(Dataset records)
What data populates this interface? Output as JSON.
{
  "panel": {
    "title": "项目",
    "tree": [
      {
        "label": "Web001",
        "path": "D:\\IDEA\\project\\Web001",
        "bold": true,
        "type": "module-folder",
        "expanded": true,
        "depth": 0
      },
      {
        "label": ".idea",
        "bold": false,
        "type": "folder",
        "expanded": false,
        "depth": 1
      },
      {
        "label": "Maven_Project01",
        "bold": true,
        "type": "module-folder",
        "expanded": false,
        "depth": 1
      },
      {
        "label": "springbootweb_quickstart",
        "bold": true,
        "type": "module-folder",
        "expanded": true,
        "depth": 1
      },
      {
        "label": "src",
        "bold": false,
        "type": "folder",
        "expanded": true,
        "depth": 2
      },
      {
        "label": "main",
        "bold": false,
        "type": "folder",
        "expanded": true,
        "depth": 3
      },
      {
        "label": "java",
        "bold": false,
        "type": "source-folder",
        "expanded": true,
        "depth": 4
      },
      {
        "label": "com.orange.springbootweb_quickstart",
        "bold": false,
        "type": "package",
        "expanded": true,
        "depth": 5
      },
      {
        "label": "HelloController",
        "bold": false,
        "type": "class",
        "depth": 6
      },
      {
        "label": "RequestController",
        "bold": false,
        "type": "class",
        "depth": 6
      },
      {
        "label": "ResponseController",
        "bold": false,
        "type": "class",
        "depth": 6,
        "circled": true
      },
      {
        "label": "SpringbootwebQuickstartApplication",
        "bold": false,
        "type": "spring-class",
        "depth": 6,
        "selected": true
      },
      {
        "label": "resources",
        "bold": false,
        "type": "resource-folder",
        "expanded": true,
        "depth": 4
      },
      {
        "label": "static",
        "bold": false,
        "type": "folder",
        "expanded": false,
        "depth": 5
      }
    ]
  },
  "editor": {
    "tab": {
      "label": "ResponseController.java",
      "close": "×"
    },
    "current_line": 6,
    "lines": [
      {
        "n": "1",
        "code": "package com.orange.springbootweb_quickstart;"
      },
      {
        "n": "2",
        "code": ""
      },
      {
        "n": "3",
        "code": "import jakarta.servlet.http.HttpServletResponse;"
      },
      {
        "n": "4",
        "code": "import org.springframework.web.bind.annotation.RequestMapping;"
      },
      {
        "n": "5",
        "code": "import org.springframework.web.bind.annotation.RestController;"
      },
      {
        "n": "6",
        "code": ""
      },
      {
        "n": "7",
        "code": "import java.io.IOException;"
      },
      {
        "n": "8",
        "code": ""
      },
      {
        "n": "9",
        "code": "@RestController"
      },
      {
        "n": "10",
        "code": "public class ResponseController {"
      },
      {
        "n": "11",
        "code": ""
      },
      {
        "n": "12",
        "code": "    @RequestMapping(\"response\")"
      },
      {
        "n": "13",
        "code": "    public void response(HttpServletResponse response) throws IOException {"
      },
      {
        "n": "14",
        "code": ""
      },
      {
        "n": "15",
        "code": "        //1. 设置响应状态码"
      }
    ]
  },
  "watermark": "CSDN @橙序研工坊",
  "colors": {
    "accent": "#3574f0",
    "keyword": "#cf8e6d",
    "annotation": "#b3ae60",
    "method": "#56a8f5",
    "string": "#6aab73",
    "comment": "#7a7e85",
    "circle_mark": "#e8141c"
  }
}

* * *

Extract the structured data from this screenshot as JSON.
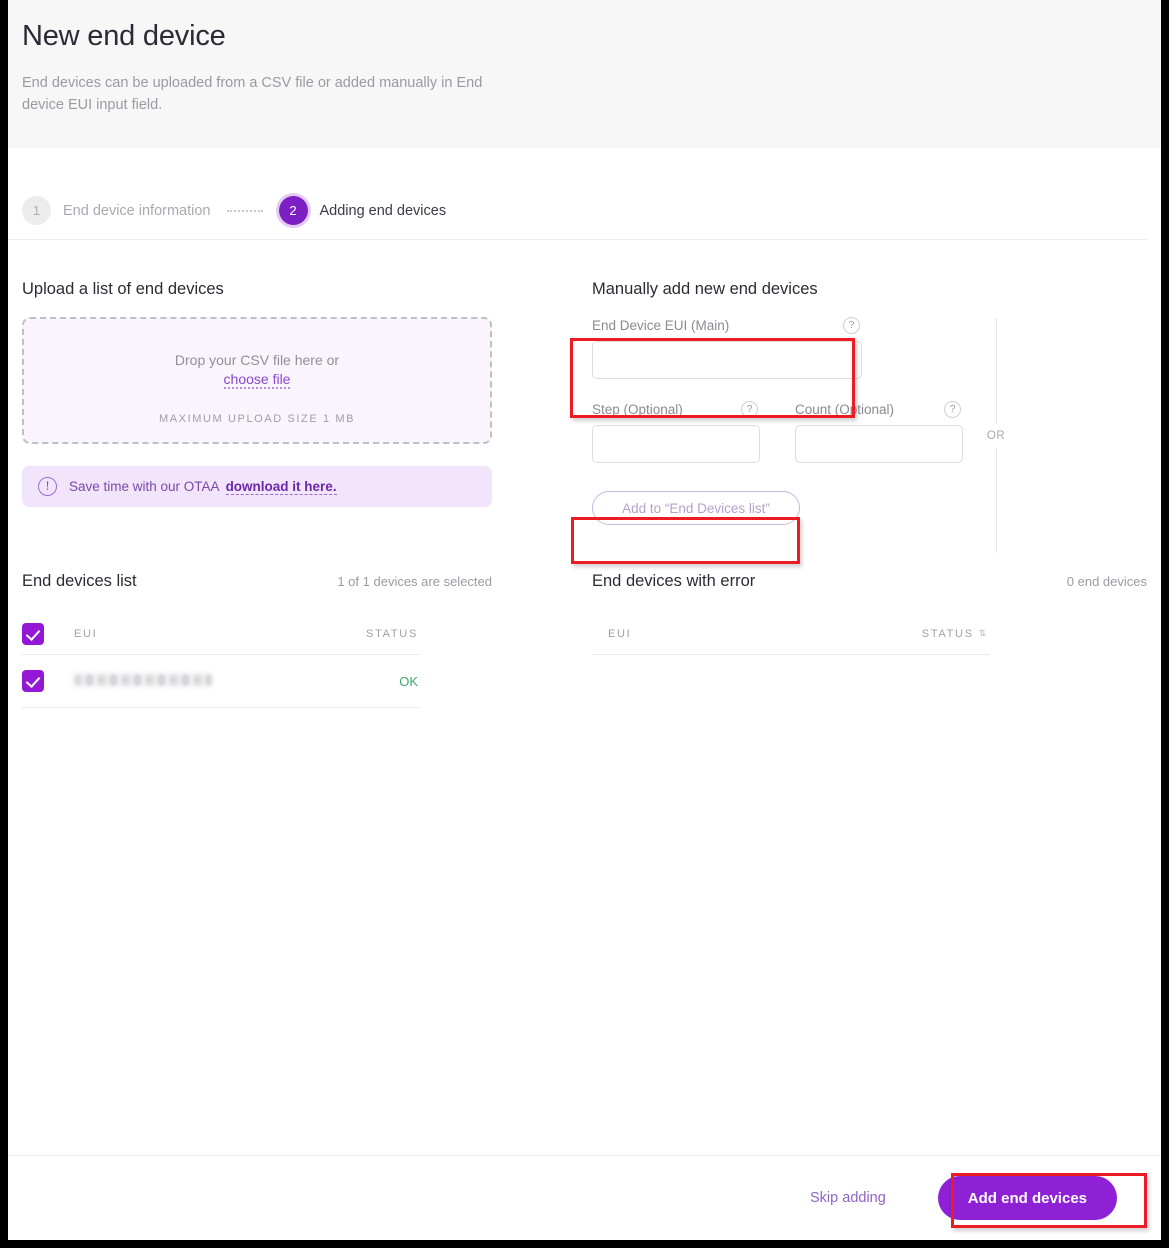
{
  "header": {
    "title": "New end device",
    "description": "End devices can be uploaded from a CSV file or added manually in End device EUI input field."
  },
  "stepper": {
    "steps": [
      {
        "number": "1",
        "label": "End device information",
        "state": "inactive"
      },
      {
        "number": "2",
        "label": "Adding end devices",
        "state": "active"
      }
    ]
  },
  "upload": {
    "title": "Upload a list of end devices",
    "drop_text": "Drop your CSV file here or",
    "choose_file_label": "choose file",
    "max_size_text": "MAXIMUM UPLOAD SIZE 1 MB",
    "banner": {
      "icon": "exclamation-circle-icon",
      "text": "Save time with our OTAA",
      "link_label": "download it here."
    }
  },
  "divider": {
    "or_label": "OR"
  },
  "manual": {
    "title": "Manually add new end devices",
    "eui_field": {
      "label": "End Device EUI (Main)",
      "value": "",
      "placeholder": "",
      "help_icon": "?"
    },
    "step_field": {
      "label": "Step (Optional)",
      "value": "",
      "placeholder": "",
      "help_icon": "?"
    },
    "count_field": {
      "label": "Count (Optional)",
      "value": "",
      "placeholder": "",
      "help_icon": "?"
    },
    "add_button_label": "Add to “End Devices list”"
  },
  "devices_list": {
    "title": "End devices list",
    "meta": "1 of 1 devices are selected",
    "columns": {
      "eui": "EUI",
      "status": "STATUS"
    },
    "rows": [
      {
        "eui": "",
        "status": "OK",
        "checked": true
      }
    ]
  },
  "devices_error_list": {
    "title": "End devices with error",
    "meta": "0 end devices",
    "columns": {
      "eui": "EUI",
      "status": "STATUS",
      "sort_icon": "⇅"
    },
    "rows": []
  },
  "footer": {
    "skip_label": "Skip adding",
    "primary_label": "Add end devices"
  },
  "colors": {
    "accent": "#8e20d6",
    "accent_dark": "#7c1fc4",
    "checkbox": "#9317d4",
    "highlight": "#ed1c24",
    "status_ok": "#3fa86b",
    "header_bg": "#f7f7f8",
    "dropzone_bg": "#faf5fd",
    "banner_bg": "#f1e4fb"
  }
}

• _Stated problem_
Find how many lines of the material carry the string "here". Only the number should be in the answer.

• _Solution_
2